WRITTEN EXERCISE ▸
Leave out the pictures and reproduce all of the data exactly.

PROVIDED INFORMATION ▸

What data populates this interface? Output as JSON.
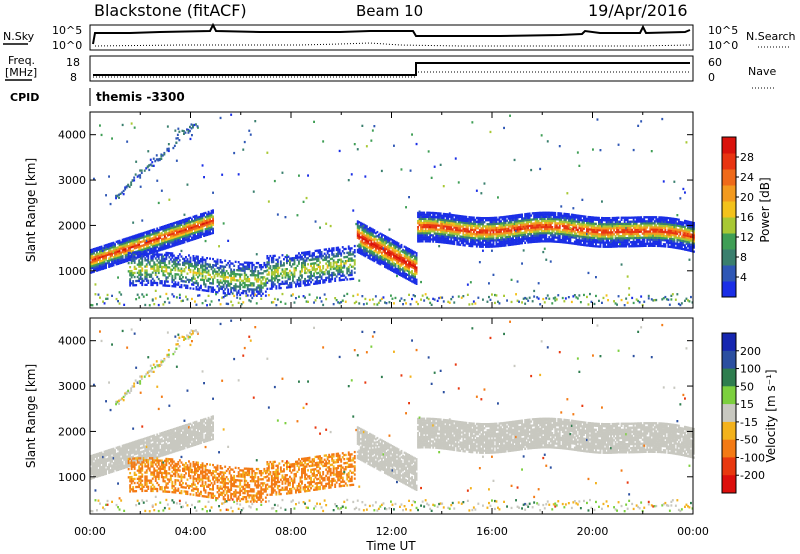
{
  "header": {
    "station": "Blackstone (fitACF)",
    "beam": "Beam 10",
    "date": "19/Apr/2016"
  },
  "top_panels": {
    "nsky_label": "N.Sky",
    "nsearch_label": "N.Search",
    "noise_ticks": [
      "10^5",
      "10^0"
    ],
    "freq_label_1": "Freq.",
    "freq_label_2": "[MHz]",
    "freq_ticks": [
      "18",
      "8"
    ],
    "nave_label": "Nave",
    "nave_ticks": [
      "60",
      "0"
    ],
    "cpid_label": "CPID",
    "cpid_value": "themis -3300"
  },
  "x_axis": {
    "label": "Time UT",
    "ticks": [
      "00:00",
      "04:00",
      "08:00",
      "12:00",
      "16:00",
      "20:00",
      "00:00"
    ]
  },
  "chart_data": [
    {
      "type": "heatmap",
      "name": "power",
      "ylabel": "Slant Range [km]",
      "yticks": [
        "1000",
        "2000",
        "3000",
        "4000"
      ],
      "colorbar_label": "Power [dB]",
      "colorbar_ticks": [
        "4",
        "8",
        "12",
        "16",
        "20",
        "24",
        "28"
      ],
      "colorbar_colors": [
        "#1a2ee6",
        "#2f57b5",
        "#3a7f6e",
        "#3f9e55",
        "#a8c834",
        "#f3c21c",
        "#f39a1f",
        "#ef6a1a",
        "#e83412",
        "#d9120c"
      ],
      "xlim": [
        0,
        24
      ],
      "ylim": [
        180,
        4500
      ],
      "features": [
        {
          "t0": 0.0,
          "t1": 4.9,
          "r0": 1150,
          "r1": 2200,
          "kind": "band-rising"
        },
        {
          "t0": 1.5,
          "t1": 10.5,
          "r0": 600,
          "r1": 1500,
          "kind": "echo-patch"
        },
        {
          "t0": 10.6,
          "t1": 13.0,
          "r0": 1100,
          "r1": 2400,
          "kind": "dropping-arc"
        },
        {
          "t0": 13.0,
          "t1": 24.0,
          "r0": 1500,
          "r1": 2300,
          "kind": "steady-band"
        }
      ]
    },
    {
      "type": "heatmap",
      "name": "velocity",
      "ylabel": "Slant Range [km]",
      "yticks": [
        "1000",
        "2000",
        "3000",
        "4000"
      ],
      "colorbar_label": "Velocity [m s⁻¹]",
      "colorbar_ticks": [
        "200",
        "100",
        "50",
        "15",
        "-15",
        "-50",
        "-100",
        "-200"
      ],
      "colorbar_colors": [
        "#1626b0",
        "#2b4fa0",
        "#2e7d4e",
        "#7ccf3e",
        "#c8c8c0",
        "#f3b21c",
        "#f37a14",
        "#e8380f",
        "#dc0f0c"
      ],
      "xlim": [
        0,
        24
      ],
      "ylim": [
        180,
        4500
      ]
    }
  ]
}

TASK ANSWER ▸
What data populates this interface? Output as JSON.
{
  "header": {
    "station": "Blackstone (fitACF)",
    "beam": "Beam 10",
    "date": "19/Apr/2016"
  },
  "top_panels": {
    "nsky_label": "N.Sky",
    "nsearch_label": "N.Search",
    "noise_ticks": [
      "10^5",
      "10^0"
    ],
    "freq_label_1": "Freq.",
    "freq_label_2": "[MHz]",
    "freq_ticks": [
      "18",
      "8"
    ],
    "nave_label": "Nave",
    "nave_ticks": [
      "60",
      "0"
    ],
    "cpid_label": "CPID",
    "cpid_value": "themis -3300"
  },
  "x_axis": {
    "label": "Time UT",
    "ticks": [
      "00:00",
      "04:00",
      "08:00",
      "12:00",
      "16:00",
      "20:00",
      "00:00"
    ]
  },
  "chart_data": [
    {
      "type": "heatmap",
      "name": "power",
      "ylabel": "Slant Range [km]",
      "yticks": [
        "1000",
        "2000",
        "3000",
        "4000"
      ],
      "colorbar_label": "Power [dB]",
      "colorbar_ticks": [
        "4",
        "8",
        "12",
        "16",
        "20",
        "24",
        "28"
      ],
      "colorbar_colors": [
        "#1a2ee6",
        "#2f57b5",
        "#3a7f6e",
        "#3f9e55",
        "#a8c834",
        "#f3c21c",
        "#f39a1f",
        "#ef6a1a",
        "#e83412",
        "#d9120c"
      ],
      "xlim": [
        0,
        24
      ],
      "ylim": [
        180,
        4500
      ],
      "features": [
        {
          "t0": 0.0,
          "t1": 4.9,
          "r0": 1150,
          "r1": 2200,
          "kind": "band-rising"
        },
        {
          "t0": 1.5,
          "t1": 10.5,
          "r0": 600,
          "r1": 1500,
          "kind": "echo-patch"
        },
        {
          "t0": 10.6,
          "t1": 13.0,
          "r0": 1100,
          "r1": 2400,
          "kind": "dropping-arc"
        },
        {
          "t0": 13.0,
          "t1": 24.0,
          "r0": 1500,
          "r1": 2300,
          "kind": "steady-band"
        }
      ]
    },
    {
      "type": "heatmap",
      "name": "velocity",
      "ylabel": "Slant Range [km]",
      "yticks": [
        "1000",
        "2000",
        "3000",
        "4000"
      ],
      "colorbar_label": "Velocity [m s⁻¹]",
      "colorbar_ticks": [
        "200",
        "100",
        "50",
        "15",
        "-15",
        "-50",
        "-100",
        "-200"
      ],
      "colorbar_colors": [
        "#1626b0",
        "#2b4fa0",
        "#2e7d4e",
        "#7ccf3e",
        "#c8c8c0",
        "#f3b21c",
        "#f37a14",
        "#e8380f",
        "#dc0f0c"
      ],
      "xlim": [
        0,
        24
      ],
      "ylim": [
        180,
        4500
      ]
    }
  ]
}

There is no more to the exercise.